=== Requirements ===
Lines containing the word "this" should be extracted in full.

=== Record list ===

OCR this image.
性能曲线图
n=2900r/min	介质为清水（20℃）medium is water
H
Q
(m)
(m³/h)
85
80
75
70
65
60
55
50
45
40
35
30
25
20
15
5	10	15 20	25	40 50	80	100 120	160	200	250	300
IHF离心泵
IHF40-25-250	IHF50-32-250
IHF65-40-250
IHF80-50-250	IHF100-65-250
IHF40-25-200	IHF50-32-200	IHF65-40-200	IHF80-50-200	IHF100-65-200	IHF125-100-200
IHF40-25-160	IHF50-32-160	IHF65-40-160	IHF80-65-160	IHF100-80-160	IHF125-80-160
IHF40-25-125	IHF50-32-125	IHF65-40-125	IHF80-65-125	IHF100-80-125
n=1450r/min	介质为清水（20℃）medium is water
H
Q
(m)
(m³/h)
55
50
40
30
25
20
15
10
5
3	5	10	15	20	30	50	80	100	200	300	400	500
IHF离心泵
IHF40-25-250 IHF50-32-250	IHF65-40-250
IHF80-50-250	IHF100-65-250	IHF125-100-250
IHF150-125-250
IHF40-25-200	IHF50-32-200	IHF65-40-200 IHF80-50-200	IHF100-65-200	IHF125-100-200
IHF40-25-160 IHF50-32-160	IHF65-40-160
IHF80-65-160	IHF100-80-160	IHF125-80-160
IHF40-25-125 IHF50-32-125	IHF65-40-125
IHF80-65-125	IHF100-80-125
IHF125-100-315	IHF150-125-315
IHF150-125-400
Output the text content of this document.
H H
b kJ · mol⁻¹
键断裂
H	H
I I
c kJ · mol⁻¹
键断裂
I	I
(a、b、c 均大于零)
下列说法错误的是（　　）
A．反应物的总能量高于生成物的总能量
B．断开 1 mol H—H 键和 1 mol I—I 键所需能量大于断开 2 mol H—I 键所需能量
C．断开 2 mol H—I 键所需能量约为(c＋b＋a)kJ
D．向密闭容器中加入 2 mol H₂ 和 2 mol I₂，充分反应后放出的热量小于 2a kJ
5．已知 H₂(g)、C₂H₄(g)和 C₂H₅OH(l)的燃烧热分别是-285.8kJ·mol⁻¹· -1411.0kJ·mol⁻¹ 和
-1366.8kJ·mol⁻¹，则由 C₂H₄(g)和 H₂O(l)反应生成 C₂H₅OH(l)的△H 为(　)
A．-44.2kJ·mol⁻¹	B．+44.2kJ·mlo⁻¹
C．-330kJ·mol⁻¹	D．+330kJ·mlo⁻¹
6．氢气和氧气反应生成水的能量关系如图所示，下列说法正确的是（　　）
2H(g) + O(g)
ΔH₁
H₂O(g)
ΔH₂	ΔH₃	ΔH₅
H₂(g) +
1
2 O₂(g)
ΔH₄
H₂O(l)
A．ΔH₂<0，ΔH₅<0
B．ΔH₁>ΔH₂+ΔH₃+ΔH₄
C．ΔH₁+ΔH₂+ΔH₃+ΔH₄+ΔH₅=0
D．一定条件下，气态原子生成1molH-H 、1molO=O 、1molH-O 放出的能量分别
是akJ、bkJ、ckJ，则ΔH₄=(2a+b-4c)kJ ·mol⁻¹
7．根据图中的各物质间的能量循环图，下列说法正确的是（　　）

=== Task solution ===
OCR this image.
Output the text content of this document.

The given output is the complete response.